-- start of Supplied entries --

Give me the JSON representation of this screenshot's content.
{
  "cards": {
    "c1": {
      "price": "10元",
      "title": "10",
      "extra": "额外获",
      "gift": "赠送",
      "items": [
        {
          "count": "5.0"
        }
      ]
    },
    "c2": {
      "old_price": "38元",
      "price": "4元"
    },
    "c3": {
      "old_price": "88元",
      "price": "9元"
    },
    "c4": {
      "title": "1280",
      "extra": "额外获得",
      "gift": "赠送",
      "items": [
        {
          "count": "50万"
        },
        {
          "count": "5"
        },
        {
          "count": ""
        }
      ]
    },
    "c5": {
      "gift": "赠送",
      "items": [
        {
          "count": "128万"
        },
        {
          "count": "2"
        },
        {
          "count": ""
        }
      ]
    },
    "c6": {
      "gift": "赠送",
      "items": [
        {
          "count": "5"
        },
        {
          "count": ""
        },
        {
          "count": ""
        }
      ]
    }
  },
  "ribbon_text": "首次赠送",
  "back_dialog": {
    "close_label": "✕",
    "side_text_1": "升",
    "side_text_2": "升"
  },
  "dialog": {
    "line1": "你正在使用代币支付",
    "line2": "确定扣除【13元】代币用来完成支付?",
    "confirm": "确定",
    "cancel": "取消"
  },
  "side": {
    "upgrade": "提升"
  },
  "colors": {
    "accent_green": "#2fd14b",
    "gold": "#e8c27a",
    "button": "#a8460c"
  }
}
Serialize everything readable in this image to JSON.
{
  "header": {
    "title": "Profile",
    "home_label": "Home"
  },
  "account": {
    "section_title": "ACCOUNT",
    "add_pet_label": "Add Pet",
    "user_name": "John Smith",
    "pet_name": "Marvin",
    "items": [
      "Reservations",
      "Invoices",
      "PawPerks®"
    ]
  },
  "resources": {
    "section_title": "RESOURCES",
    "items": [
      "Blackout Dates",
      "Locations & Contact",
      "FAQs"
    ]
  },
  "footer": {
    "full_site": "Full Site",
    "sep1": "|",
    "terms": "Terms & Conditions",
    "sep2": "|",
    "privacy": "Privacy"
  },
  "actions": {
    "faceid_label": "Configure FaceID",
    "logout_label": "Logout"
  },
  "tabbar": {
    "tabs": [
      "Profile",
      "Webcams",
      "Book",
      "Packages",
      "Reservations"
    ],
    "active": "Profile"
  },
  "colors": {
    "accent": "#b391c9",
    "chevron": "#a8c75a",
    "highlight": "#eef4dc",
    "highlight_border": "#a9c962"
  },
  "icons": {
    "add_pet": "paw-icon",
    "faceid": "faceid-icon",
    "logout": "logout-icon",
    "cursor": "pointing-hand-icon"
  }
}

-- end of Supplied entries --

Task to complete – Give the complete listing a second time, exactly as it reads.

Final result –
Give me the JSON representation of this screenshot's content.
{
  "cards": {
    "c1": {
      "price": "10元",
      "title": "10",
      "extra": "额外获",
      "gift": "赠送",
      "items": [
        {
          "count": "5.0"
        }
      ]
    },
    "c2": {
      "old_price": "38元",
      "price": "4元"
    },
    "c3": {
      "old_price": "88元",
      "price": "9元"
    },
    "c4": {
      "title": "1280",
      "extra": "额外获得",
      "gift": "赠送",
      "items": [
        {
          "count": "50万"
        },
        {
          "count": "5"
        },
        {
          "count": ""
        }
      ]
    },
    "c5": {
      "gift": "赠送",
      "items": [
        {
          "count": "128万"
        },
        {
          "count": "2"
        },
        {
          "count": ""
        }
      ]
    },
    "c6": {
      "gift": "赠送",
      "items": [
        {
          "count": "5"
        },
        {
          "count": ""
        },
        {
          "count": ""
        }
      ]
    }
  },
  "ribbon_text": "首次赠送",
  "back_dialog": {
    "close_label": "✕",
    "side_text_1": "升",
    "side_text_2": "升"
  },
  "dialog": {
    "line1": "你正在使用代币支付",
    "line2": "确定扣除【13元】代币用来完成支付?",
    "confirm": "确定",
    "cancel": "取消"
  },
  "side": {
    "upgrade": "提升"
  },
  "colors": {
    "accent_green": "#2fd14b",
    "gold": "#e8c27a",
    "button": "#a8460c"
  }
}
Serialize everything readable in this image to JSON.
{
  "header": {
    "title": "Profile",
    "home_label": "Home"
  },
  "account": {
    "section_title": "ACCOUNT",
    "add_pet_label": "Add Pet",
    "user_name": "John Smith",
    "pet_name": "Marvin",
    "items": [
      "Reservations",
      "Invoices",
      "PawPerks®"
    ]
  },
  "resources": {
    "section_title": "RESOURCES",
    "items": [
      "Blackout Dates",
      "Locations & Contact",
      "FAQs"
    ]
  },
  "footer": {
    "full_site": "Full Site",
    "sep1": "|",
    "terms": "Terms & Conditions",
    "sep2": "|",
    "privacy": "Privacy"
  },
  "actions": {
    "faceid_label": "Configure FaceID",
    "logout_label": "Logout"
  },
  "tabbar": {
    "tabs": [
      "Profile",
      "Webcams",
      "Book",
      "Packages",
      "Reservations"
    ],
    "active": "Profile"
  },
  "colors": {
    "accent": "#b391c9",
    "chevron": "#a8c75a",
    "highlight": "#eef4dc",
    "highlight_border": "#a9c962"
  },
  "icons": {
    "add_pet": "paw-icon",
    "faceid": "faceid-icon",
    "logout": "logout-icon",
    "cursor": "pointing-hand-icon"
  }
}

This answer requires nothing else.